▶ **EXERCISE DETAILS**: Reproduce the items from the first line up to and including the line with "x-tick-label: 580 — [607, 502, 636, 522]", renaming "Layer Thickness" to "Film Thickness". Leave every other part of those lines unchanged.

▶ **RECORDS TO USE**:
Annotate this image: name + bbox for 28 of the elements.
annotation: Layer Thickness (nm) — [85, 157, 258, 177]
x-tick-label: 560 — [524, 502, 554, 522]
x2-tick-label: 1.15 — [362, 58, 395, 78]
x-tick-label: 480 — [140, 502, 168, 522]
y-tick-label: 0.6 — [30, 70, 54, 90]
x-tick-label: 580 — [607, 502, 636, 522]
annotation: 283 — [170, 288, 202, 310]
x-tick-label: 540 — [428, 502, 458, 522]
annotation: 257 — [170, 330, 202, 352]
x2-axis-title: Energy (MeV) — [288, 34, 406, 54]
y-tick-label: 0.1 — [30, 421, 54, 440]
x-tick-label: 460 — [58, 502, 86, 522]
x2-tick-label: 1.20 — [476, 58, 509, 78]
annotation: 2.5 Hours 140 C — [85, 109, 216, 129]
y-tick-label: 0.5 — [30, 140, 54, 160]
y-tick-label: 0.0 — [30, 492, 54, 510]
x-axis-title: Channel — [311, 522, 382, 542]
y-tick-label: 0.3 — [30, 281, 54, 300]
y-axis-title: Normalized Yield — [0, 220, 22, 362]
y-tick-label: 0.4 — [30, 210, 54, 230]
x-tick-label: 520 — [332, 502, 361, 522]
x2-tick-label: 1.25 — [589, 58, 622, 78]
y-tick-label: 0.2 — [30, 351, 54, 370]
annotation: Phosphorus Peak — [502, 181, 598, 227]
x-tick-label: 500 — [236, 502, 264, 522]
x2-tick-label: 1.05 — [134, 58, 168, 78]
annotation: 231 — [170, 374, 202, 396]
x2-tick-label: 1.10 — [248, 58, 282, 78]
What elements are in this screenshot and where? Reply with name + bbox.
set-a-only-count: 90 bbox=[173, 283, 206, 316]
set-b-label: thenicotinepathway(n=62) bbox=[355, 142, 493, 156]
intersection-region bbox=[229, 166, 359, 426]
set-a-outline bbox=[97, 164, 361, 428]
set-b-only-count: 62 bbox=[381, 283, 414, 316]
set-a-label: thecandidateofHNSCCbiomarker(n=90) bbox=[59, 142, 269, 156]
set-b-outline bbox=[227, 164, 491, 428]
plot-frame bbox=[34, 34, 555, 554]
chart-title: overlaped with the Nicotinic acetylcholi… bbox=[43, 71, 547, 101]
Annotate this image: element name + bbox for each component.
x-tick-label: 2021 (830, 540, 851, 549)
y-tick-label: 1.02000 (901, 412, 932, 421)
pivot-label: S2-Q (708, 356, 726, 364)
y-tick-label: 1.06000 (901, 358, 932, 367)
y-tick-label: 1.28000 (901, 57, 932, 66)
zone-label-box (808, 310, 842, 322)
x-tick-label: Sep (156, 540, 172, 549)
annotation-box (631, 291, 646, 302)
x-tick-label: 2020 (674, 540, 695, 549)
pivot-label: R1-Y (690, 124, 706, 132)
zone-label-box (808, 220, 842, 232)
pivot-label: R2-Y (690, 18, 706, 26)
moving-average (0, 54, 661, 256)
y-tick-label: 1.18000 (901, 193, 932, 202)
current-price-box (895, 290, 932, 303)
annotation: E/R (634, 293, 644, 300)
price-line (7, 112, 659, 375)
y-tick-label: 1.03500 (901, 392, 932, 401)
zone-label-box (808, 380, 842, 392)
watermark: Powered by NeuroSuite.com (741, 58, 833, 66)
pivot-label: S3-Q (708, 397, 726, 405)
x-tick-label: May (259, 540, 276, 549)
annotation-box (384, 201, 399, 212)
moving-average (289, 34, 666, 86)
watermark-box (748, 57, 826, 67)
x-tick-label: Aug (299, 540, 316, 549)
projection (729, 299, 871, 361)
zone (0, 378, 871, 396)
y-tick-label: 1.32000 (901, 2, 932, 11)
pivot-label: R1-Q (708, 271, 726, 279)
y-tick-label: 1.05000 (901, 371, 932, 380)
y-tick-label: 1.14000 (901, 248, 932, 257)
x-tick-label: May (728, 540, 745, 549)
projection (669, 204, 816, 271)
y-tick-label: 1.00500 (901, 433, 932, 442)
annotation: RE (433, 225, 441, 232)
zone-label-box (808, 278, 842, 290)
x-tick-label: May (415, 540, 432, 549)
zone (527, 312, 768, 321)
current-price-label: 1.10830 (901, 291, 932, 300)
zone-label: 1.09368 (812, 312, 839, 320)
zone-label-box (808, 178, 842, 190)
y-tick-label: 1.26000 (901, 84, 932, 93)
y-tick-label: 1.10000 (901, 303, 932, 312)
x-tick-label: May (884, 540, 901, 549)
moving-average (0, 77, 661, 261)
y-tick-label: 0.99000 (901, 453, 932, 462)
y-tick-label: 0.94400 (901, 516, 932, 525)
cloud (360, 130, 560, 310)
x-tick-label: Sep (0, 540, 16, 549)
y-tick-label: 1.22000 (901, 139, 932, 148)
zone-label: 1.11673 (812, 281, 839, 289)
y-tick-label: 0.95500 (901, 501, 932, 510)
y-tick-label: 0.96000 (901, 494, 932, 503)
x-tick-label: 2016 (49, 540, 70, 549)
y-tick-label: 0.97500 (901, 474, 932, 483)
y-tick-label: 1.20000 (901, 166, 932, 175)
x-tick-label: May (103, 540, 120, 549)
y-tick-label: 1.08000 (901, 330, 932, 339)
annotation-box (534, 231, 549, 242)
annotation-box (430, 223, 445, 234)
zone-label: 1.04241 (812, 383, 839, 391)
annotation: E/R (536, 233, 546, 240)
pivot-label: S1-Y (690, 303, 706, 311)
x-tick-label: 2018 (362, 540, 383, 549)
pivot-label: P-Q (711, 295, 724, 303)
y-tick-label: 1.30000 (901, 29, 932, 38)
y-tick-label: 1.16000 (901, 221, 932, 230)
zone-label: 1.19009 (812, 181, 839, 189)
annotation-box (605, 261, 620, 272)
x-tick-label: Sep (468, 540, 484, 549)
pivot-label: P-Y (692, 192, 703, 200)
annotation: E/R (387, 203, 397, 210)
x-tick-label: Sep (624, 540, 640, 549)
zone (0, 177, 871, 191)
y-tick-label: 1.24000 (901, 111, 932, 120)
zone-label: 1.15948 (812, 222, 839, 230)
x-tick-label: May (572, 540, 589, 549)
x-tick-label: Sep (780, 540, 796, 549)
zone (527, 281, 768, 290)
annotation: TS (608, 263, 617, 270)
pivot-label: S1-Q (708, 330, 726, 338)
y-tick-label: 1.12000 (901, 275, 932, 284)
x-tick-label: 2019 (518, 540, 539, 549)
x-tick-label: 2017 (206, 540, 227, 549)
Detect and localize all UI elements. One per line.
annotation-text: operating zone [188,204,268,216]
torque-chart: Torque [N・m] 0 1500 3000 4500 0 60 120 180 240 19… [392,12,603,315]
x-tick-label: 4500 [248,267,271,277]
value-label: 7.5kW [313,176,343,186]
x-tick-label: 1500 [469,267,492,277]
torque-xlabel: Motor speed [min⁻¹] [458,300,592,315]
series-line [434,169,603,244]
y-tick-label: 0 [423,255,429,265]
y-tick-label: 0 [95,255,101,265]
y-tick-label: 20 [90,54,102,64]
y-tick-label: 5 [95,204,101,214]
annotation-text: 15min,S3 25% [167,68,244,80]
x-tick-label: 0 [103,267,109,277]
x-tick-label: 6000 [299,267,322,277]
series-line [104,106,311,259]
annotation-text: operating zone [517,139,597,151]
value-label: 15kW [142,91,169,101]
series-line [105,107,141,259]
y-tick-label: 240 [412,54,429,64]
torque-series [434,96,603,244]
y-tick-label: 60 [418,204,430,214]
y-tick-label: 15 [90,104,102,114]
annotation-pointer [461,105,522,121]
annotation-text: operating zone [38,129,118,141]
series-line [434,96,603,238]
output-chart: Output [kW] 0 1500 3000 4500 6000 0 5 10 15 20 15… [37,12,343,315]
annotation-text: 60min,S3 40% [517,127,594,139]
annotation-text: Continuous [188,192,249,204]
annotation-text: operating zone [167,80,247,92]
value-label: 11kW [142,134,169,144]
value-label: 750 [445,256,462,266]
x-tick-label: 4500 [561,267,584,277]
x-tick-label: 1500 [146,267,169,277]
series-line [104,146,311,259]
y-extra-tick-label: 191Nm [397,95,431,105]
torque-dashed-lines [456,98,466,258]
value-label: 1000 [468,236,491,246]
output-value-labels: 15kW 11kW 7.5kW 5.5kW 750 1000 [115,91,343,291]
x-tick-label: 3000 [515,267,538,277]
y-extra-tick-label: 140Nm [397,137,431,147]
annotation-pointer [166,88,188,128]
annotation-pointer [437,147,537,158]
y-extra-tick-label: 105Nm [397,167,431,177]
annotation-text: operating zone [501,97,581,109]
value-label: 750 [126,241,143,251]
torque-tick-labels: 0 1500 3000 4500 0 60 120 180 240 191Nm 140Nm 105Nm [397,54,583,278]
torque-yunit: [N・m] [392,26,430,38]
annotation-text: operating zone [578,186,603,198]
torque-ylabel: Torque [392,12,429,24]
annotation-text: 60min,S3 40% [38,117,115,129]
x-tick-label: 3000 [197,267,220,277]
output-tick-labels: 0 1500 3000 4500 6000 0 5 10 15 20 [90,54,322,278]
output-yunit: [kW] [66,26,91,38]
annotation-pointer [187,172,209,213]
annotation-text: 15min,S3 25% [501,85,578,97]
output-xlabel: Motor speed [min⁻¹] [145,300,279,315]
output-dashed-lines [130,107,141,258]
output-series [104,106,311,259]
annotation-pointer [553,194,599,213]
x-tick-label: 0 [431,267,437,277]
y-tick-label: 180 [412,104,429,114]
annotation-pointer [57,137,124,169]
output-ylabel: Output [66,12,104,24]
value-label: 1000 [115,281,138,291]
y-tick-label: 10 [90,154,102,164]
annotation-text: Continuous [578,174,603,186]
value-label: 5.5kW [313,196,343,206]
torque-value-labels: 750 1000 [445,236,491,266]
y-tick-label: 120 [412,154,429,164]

▶ **CORRECT ANSWER**:
Annotate this image: name + bbox for 28 of the elements.
annotation: Film Thickness (nm) — [85, 157, 258, 177]
x-tick-label: 560 — [524, 502, 554, 522]
x2-tick-label: 1.15 — [362, 58, 395, 78]
x-tick-label: 480 — [140, 502, 168, 522]
y-tick-label: 0.6 — [30, 70, 54, 90]
x-tick-label: 580 — [607, 502, 636, 522]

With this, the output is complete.